WHAT YOU ARE ASKED TO DO
Return all entries precisely as they stand, without the images.

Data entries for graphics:
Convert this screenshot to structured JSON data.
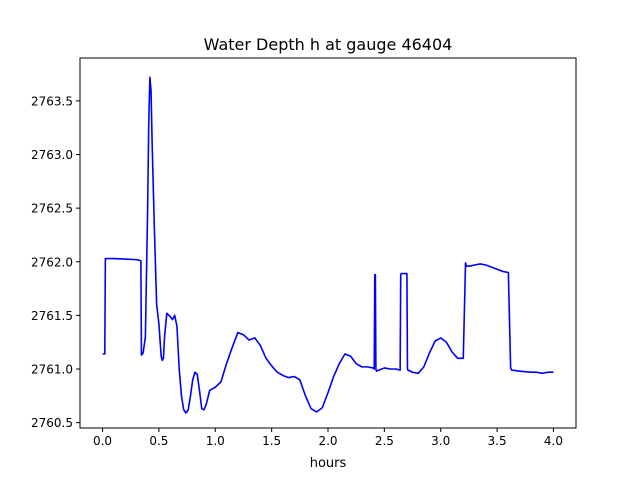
{
  "chart_data": {
    "type": "line",
    "title": "Water Depth h at gauge 46404",
    "xlabel": "hours",
    "ylabel": "",
    "xlim": [
      -0.2,
      4.2
    ],
    "ylim": [
      2760.45,
      2763.9
    ],
    "xticks": [
      0.0,
      0.5,
      1.0,
      1.5,
      2.0,
      2.5,
      3.0,
      3.5,
      4.0
    ],
    "xtick_labels": [
      "0.0",
      "0.5",
      "1.0",
      "1.5",
      "2.0",
      "2.5",
      "3.0",
      "3.5",
      "4.0"
    ],
    "yticks": [
      2760.5,
      2761.0,
      2761.5,
      2762.0,
      2762.5,
      2763.0,
      2763.5
    ],
    "ytick_labels": [
      "2760.5",
      "2761.0",
      "2761.5",
      "2762.0",
      "2762.5",
      "2763.0",
      "2763.5"
    ],
    "grid": false,
    "legend": "none",
    "series": [
      {
        "color": "#0000ff",
        "x": [
          0.0,
          0.02,
          0.025,
          0.03,
          0.1,
          0.2,
          0.3,
          0.34,
          0.345,
          0.36,
          0.38,
          0.4,
          0.41,
          0.42,
          0.43,
          0.44,
          0.46,
          0.48,
          0.5,
          0.52,
          0.53,
          0.54,
          0.55,
          0.57,
          0.6,
          0.62,
          0.64,
          0.66,
          0.68,
          0.7,
          0.72,
          0.74,
          0.76,
          0.78,
          0.8,
          0.82,
          0.84,
          0.86,
          0.88,
          0.9,
          0.92,
          0.95,
          1.0,
          1.05,
          1.1,
          1.15,
          1.2,
          1.25,
          1.3,
          1.35,
          1.4,
          1.45,
          1.5,
          1.55,
          1.6,
          1.65,
          1.7,
          1.75,
          1.8,
          1.85,
          1.9,
          1.95,
          2.0,
          2.05,
          2.1,
          2.15,
          2.2,
          2.25,
          2.3,
          2.35,
          2.4,
          2.41,
          2.415,
          2.42,
          2.425,
          2.43,
          2.5,
          2.55,
          2.6,
          2.64,
          2.645,
          2.65,
          2.7,
          2.705,
          2.71,
          2.75,
          2.8,
          2.85,
          2.9,
          2.95,
          3.0,
          3.05,
          3.1,
          3.15,
          3.2,
          3.22,
          3.225,
          3.23,
          3.26,
          3.3,
          3.35,
          3.4,
          3.45,
          3.5,
          3.55,
          3.6,
          3.62,
          3.625,
          3.63,
          3.7,
          3.8,
          3.85,
          3.9,
          3.95,
          4.0
        ],
        "y": [
          2761.14,
          2761.14,
          2762.03,
          2762.03,
          2762.03,
          2762.025,
          2762.02,
          2762.01,
          2761.13,
          2761.15,
          2761.3,
          2762.5,
          2763.3,
          2763.72,
          2763.6,
          2763.1,
          2762.3,
          2761.6,
          2761.42,
          2761.12,
          2761.08,
          2761.1,
          2761.3,
          2761.52,
          2761.49,
          2761.46,
          2761.5,
          2761.4,
          2761.0,
          2760.75,
          2760.62,
          2760.59,
          2760.62,
          2760.75,
          2760.9,
          2760.97,
          2760.95,
          2760.8,
          2760.63,
          2760.62,
          2760.67,
          2760.8,
          2760.83,
          2760.88,
          2761.05,
          2761.2,
          2761.34,
          2761.32,
          2761.27,
          2761.29,
          2761.22,
          2761.1,
          2761.03,
          2760.97,
          2760.94,
          2760.92,
          2760.93,
          2760.9,
          2760.75,
          2760.63,
          2760.6,
          2760.64,
          2760.78,
          2760.93,
          2761.05,
          2761.14,
          2761.12,
          2761.05,
          2761.02,
          2761.02,
          2761.01,
          2761.0,
          2761.88,
          2761.88,
          2761.0,
          2760.98,
          2761.01,
          2761.0,
          2761.0,
          2760.99,
          2761.88,
          2761.89,
          2761.89,
          2761.0,
          2760.99,
          2760.97,
          2760.96,
          2761.02,
          2761.15,
          2761.26,
          2761.29,
          2761.25,
          2761.16,
          2761.1,
          2761.1,
          2761.99,
          2761.97,
          2761.96,
          2761.96,
          2761.97,
          2761.98,
          2761.97,
          2761.95,
          2761.93,
          2761.91,
          2761.9,
          2761.01,
          2761.0,
          2760.99,
          2760.98,
          2760.97,
          2760.97,
          2760.96,
          2760.97,
          2760.97
        ]
      }
    ]
  }
}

COMPLETE OUTPUT
Convert this screenshot to structured JSON data.
{
  "chart_data": {
    "type": "line",
    "title": "Water Depth h at gauge 46404",
    "xlabel": "hours",
    "ylabel": "",
    "xlim": [
      -0.2,
      4.2
    ],
    "ylim": [
      2760.45,
      2763.9
    ],
    "xticks": [
      0.0,
      0.5,
      1.0,
      1.5,
      2.0,
      2.5,
      3.0,
      3.5,
      4.0
    ],
    "xtick_labels": [
      "0.0",
      "0.5",
      "1.0",
      "1.5",
      "2.0",
      "2.5",
      "3.0",
      "3.5",
      "4.0"
    ],
    "yticks": [
      2760.5,
      2761.0,
      2761.5,
      2762.0,
      2762.5,
      2763.0,
      2763.5
    ],
    "ytick_labels": [
      "2760.5",
      "2761.0",
      "2761.5",
      "2762.0",
      "2762.5",
      "2763.0",
      "2763.5"
    ],
    "grid": false,
    "legend": "none",
    "series": [
      {
        "color": "#0000ff",
        "x": [
          0.0,
          0.02,
          0.025,
          0.03,
          0.1,
          0.2,
          0.3,
          0.34,
          0.345,
          0.36,
          0.38,
          0.4,
          0.41,
          0.42,
          0.43,
          0.44,
          0.46,
          0.48,
          0.5,
          0.52,
          0.53,
          0.54,
          0.55,
          0.57,
          0.6,
          0.62,
          0.64,
          0.66,
          0.68,
          0.7,
          0.72,
          0.74,
          0.76,
          0.78,
          0.8,
          0.82,
          0.84,
          0.86,
          0.88,
          0.9,
          0.92,
          0.95,
          1.0,
          1.05,
          1.1,
          1.15,
          1.2,
          1.25,
          1.3,
          1.35,
          1.4,
          1.45,
          1.5,
          1.55,
          1.6,
          1.65,
          1.7,
          1.75,
          1.8,
          1.85,
          1.9,
          1.95,
          2.0,
          2.05,
          2.1,
          2.15,
          2.2,
          2.25,
          2.3,
          2.35,
          2.4,
          2.41,
          2.415,
          2.42,
          2.425,
          2.43,
          2.5,
          2.55,
          2.6,
          2.64,
          2.645,
          2.65,
          2.7,
          2.705,
          2.71,
          2.75,
          2.8,
          2.85,
          2.9,
          2.95,
          3.0,
          3.05,
          3.1,
          3.15,
          3.2,
          3.22,
          3.225,
          3.23,
          3.26,
          3.3,
          3.35,
          3.4,
          3.45,
          3.5,
          3.55,
          3.6,
          3.62,
          3.625,
          3.63,
          3.7,
          3.8,
          3.85,
          3.9,
          3.95,
          4.0
        ],
        "y": [
          2761.14,
          2761.14,
          2762.03,
          2762.03,
          2762.03,
          2762.025,
          2762.02,
          2762.01,
          2761.13,
          2761.15,
          2761.3,
          2762.5,
          2763.3,
          2763.72,
          2763.6,
          2763.1,
          2762.3,
          2761.6,
          2761.42,
          2761.12,
          2761.08,
          2761.1,
          2761.3,
          2761.52,
          2761.49,
          2761.46,
          2761.5,
          2761.4,
          2761.0,
          2760.75,
          2760.62,
          2760.59,
          2760.62,
          2760.75,
          2760.9,
          2760.97,
          2760.95,
          2760.8,
          2760.63,
          2760.62,
          2760.67,
          2760.8,
          2760.83,
          2760.88,
          2761.05,
          2761.2,
          2761.34,
          2761.32,
          2761.27,
          2761.29,
          2761.22,
          2761.1,
          2761.03,
          2760.97,
          2760.94,
          2760.92,
          2760.93,
          2760.9,
          2760.75,
          2760.63,
          2760.6,
          2760.64,
          2760.78,
          2760.93,
          2761.05,
          2761.14,
          2761.12,
          2761.05,
          2761.02,
          2761.02,
          2761.01,
          2761.0,
          2761.88,
          2761.88,
          2761.0,
          2760.98,
          2761.01,
          2761.0,
          2761.0,
          2760.99,
          2761.88,
          2761.89,
          2761.89,
          2761.0,
          2760.99,
          2760.97,
          2760.96,
          2761.02,
          2761.15,
          2761.26,
          2761.29,
          2761.25,
          2761.16,
          2761.1,
          2761.1,
          2761.99,
          2761.97,
          2761.96,
          2761.96,
          2761.97,
          2761.98,
          2761.97,
          2761.95,
          2761.93,
          2761.91,
          2761.9,
          2761.01,
          2761.0,
          2760.99,
          2760.98,
          2760.97,
          2760.97,
          2760.96,
          2760.97,
          2760.97
        ]
      }
    ]
  }
}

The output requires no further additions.